_What you have to do:_ Set down each entry from the block beneath, exactly as written.

>> start Provided entries

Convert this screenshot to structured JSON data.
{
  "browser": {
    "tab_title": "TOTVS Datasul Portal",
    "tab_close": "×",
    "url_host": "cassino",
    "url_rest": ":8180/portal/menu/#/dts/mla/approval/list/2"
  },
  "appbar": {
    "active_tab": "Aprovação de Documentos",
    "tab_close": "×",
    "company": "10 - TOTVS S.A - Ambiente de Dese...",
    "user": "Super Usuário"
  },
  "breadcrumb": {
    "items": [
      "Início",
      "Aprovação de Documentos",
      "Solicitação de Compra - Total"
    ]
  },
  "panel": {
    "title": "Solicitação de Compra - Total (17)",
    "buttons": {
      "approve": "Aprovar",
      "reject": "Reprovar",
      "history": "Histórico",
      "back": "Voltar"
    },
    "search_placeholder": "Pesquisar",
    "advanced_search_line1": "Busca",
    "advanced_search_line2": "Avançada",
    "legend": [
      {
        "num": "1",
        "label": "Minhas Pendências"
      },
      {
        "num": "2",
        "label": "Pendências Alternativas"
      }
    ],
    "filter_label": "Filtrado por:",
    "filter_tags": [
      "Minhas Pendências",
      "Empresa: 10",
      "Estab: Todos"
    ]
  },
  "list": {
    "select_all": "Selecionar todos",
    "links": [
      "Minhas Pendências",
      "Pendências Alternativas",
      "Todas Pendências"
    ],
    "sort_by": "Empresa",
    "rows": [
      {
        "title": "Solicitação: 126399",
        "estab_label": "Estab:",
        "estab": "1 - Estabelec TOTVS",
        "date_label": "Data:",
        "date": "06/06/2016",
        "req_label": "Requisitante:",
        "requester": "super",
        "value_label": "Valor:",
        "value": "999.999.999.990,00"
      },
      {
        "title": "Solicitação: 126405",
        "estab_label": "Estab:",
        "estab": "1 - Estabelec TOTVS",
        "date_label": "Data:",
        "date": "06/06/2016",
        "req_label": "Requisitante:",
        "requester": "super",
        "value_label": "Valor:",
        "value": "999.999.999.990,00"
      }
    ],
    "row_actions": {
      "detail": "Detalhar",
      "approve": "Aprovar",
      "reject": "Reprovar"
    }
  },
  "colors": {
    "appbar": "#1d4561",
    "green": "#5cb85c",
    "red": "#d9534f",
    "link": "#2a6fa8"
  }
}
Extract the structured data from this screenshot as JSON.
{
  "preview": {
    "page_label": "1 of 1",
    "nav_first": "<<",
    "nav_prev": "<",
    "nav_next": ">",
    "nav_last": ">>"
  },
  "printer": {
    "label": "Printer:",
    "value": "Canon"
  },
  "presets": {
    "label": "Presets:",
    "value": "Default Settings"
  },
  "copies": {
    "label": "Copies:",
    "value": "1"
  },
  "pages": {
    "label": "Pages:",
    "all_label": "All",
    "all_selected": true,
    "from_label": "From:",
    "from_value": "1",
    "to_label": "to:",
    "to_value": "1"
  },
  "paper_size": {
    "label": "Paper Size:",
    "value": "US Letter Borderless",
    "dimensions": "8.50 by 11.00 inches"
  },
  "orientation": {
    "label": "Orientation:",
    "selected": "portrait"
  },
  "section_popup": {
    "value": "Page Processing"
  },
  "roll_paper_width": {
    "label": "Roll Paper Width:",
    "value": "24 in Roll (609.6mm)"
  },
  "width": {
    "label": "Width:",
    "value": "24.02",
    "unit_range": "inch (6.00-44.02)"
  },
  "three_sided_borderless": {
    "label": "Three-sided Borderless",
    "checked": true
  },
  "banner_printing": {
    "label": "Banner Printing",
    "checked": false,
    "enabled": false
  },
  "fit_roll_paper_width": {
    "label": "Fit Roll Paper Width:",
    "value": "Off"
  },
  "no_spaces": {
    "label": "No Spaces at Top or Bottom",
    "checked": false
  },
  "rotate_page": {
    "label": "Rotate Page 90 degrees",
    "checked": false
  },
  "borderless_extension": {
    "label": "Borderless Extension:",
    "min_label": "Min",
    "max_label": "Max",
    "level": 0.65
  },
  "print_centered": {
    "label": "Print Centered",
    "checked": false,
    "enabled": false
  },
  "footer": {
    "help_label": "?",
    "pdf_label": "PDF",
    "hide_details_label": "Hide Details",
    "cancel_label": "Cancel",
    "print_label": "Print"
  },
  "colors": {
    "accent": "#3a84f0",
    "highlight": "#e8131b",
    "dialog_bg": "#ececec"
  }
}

>> end Provided entries

_Final result:_
Convert this screenshot to structured JSON data.
{
  "browser": {
    "tab_title": "TOTVS Datasul Portal",
    "tab_close": "×",
    "url_host": "cassino",
    "url_rest": ":8180/portal/menu/#/dts/mla/approval/list/2"
  },
  "appbar": {
    "active_tab": "Aprovação de Documentos",
    "tab_close": "×",
    "company": "10 - TOTVS S.A - Ambiente de Dese...",
    "user": "Super Usuário"
  },
  "breadcrumb": {
    "items": [
      "Início",
      "Aprovação de Documentos",
      "Solicitação de Compra - Total"
    ]
  },
  "panel": {
    "title": "Solicitação de Compra - Total (17)",
    "buttons": {
      "approve": "Aprovar",
      "reject": "Reprovar",
      "history": "Histórico",
      "back": "Voltar"
    },
    "search_placeholder": "Pesquisar",
    "advanced_search_line1": "Busca",
    "advanced_search_line2": "Avançada",
    "legend": [
      {
        "num": "1",
        "label": "Minhas Pendências"
      },
      {
        "num": "2",
        "label": "Pendências Alternativas"
      }
    ],
    "filter_label": "Filtrado por:",
    "filter_tags": [
      "Minhas Pendências",
      "Empresa: 10",
      "Estab: Todos"
    ]
  },
  "list": {
    "select_all": "Selecionar todos",
    "links": [
      "Minhas Pendências",
      "Pendências Alternativas",
      "Todas Pendências"
    ],
    "sort_by": "Empresa",
    "rows": [
      {
        "title": "Solicitação: 126399",
        "estab_label": "Estab:",
        "estab": "1 - Estabelec TOTVS",
        "date_label": "Data:",
        "date": "06/06/2016",
        "req_label": "Requisitante:",
        "requester": "super",
        "value_label": "Valor:",
        "value": "999.999.999.990,00"
      },
      {
        "title": "Solicitação: 126405",
        "estab_label": "Estab:",
        "estab": "1 - Estabelec TOTVS",
        "date_label": "Data:",
        "date": "06/06/2016",
        "req_label": "Requisitante:",
        "requester": "super",
        "value_label": "Valor:",
        "value": "999.999.999.990,00"
      }
    ],
    "row_actions": {
      "detail": "Detalhar",
      "approve": "Aprovar",
      "reject": "Reprovar"
    }
  },
  "colors": {
    "appbar": "#1d4561",
    "green": "#5cb85c",
    "red": "#d9534f",
    "link": "#2a6fa8"
  }
}
Extract the structured data from this screenshot as JSON.
{
  "preview": {
    "page_label": "1 of 1",
    "nav_first": "<<",
    "nav_prev": "<",
    "nav_next": ">",
    "nav_last": ">>"
  },
  "printer": {
    "label": "Printer:",
    "value": "Canon"
  },
  "presets": {
    "label": "Presets:",
    "value": "Default Settings"
  },
  "copies": {
    "label": "Copies:",
    "value": "1"
  },
  "pages": {
    "label": "Pages:",
    "all_label": "All",
    "all_selected": true,
    "from_label": "From:",
    "from_value": "1",
    "to_label": "to:",
    "to_value": "1"
  },
  "paper_size": {
    "label": "Paper Size:",
    "value": "US Letter Borderless",
    "dimensions": "8.50 by 11.00 inches"
  },
  "orientation": {
    "label": "Orientation:",
    "selected": "portrait"
  },
  "section_popup": {
    "value": "Page Processing"
  },
  "roll_paper_width": {
    "label": "Roll Paper Width:",
    "value": "24 in Roll (609.6mm)"
  },
  "width": {
    "label": "Width:",
    "value": "24.02",
    "unit_range": "inch (6.00-44.02)"
  },
  "three_sided_borderless": {
    "label": "Three-sided Borderless",
    "checked": true
  },
  "banner_printing": {
    "label": "Banner Printing",
    "checked": false,
    "enabled": false
  },
  "fit_roll_paper_width": {
    "label": "Fit Roll Paper Width:",
    "value": "Off"
  },
  "no_spaces": {
    "label": "No Spaces at Top or Bottom",
    "checked": false
  },
  "rotate_page": {
    "label": "Rotate Page 90 degrees",
    "checked": false
  },
  "borderless_extension": {
    "label": "Borderless Extension:",
    "min_label": "Min",
    "max_label": "Max",
    "level": 0.65
  },
  "print_centered": {
    "label": "Print Centered",
    "checked": false,
    "enabled": false
  },
  "footer": {
    "help_label": "?",
    "pdf_label": "PDF",
    "hide_details_label": "Hide Details",
    "cancel_label": "Cancel",
    "print_label": "Print"
  },
  "colors": {
    "accent": "#3a84f0",
    "highlight": "#e8131b",
    "dialog_bg": "#ececec"
  }
}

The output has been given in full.